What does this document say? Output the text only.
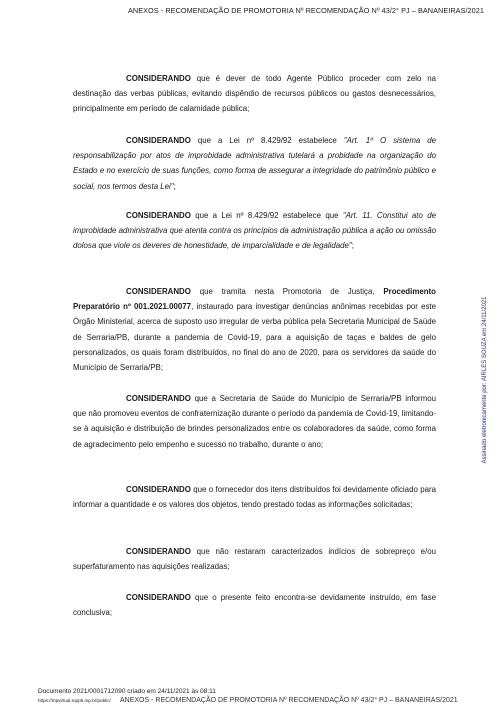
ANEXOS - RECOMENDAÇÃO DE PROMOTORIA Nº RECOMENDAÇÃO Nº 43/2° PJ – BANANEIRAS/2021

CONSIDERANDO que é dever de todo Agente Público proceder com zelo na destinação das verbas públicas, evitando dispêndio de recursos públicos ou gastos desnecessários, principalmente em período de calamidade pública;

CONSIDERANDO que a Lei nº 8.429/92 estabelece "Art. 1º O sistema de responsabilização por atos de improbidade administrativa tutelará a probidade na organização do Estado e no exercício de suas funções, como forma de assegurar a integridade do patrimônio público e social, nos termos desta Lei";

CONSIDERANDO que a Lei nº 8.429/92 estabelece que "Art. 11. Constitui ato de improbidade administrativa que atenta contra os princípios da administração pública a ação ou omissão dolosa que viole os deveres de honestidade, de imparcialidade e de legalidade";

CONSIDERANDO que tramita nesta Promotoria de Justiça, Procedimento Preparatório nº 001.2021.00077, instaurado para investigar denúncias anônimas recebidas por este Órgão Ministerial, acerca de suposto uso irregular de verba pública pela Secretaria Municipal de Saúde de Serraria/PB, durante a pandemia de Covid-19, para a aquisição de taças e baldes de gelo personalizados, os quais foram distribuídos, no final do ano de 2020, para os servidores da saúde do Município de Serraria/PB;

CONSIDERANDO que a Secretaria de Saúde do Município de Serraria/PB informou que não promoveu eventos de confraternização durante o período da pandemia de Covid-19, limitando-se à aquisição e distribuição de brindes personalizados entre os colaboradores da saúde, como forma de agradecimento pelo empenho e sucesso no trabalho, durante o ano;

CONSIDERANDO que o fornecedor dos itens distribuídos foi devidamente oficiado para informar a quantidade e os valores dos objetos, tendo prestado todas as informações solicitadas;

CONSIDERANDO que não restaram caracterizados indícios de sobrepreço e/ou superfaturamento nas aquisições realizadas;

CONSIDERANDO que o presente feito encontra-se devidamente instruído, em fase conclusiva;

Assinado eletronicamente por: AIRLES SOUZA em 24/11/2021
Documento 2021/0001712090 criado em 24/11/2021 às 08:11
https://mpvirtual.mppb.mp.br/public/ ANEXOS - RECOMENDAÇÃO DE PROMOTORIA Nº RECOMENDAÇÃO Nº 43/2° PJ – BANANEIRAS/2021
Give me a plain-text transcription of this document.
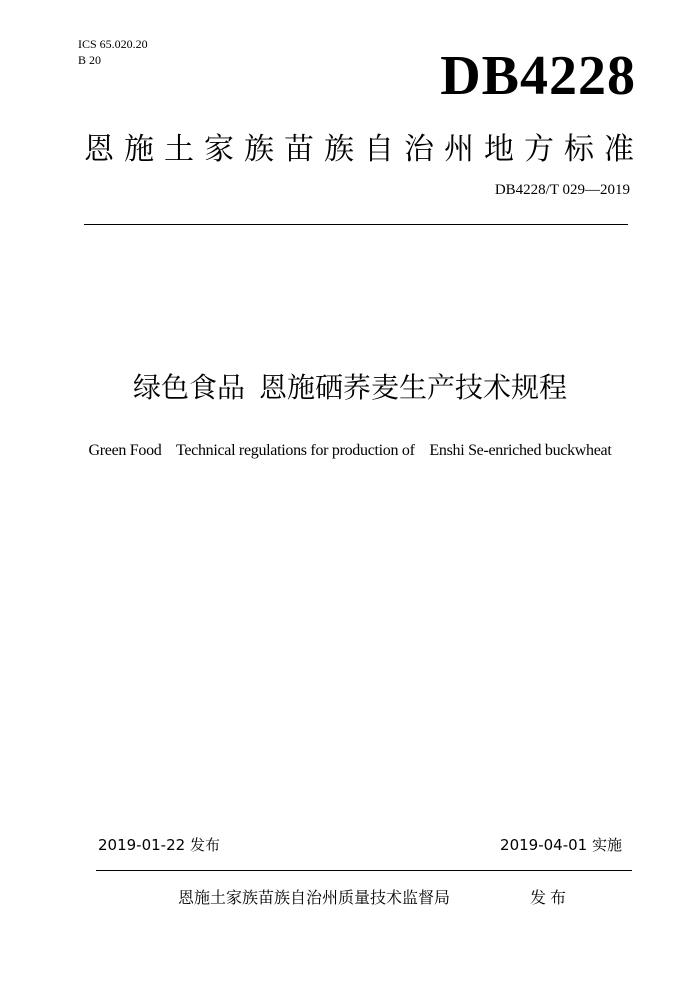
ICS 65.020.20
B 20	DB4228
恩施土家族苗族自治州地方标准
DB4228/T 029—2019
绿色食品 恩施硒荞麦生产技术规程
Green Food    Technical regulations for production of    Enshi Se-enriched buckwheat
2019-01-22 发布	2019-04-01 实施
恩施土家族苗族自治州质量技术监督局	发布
============================================================
**WHAT THE EXERCISE ASKS:** Which lines hold the word "this"? Show each one.

**TASK ANSWER:**
What does this document say? Output the text only.
Give me a plain-text transcription of this document.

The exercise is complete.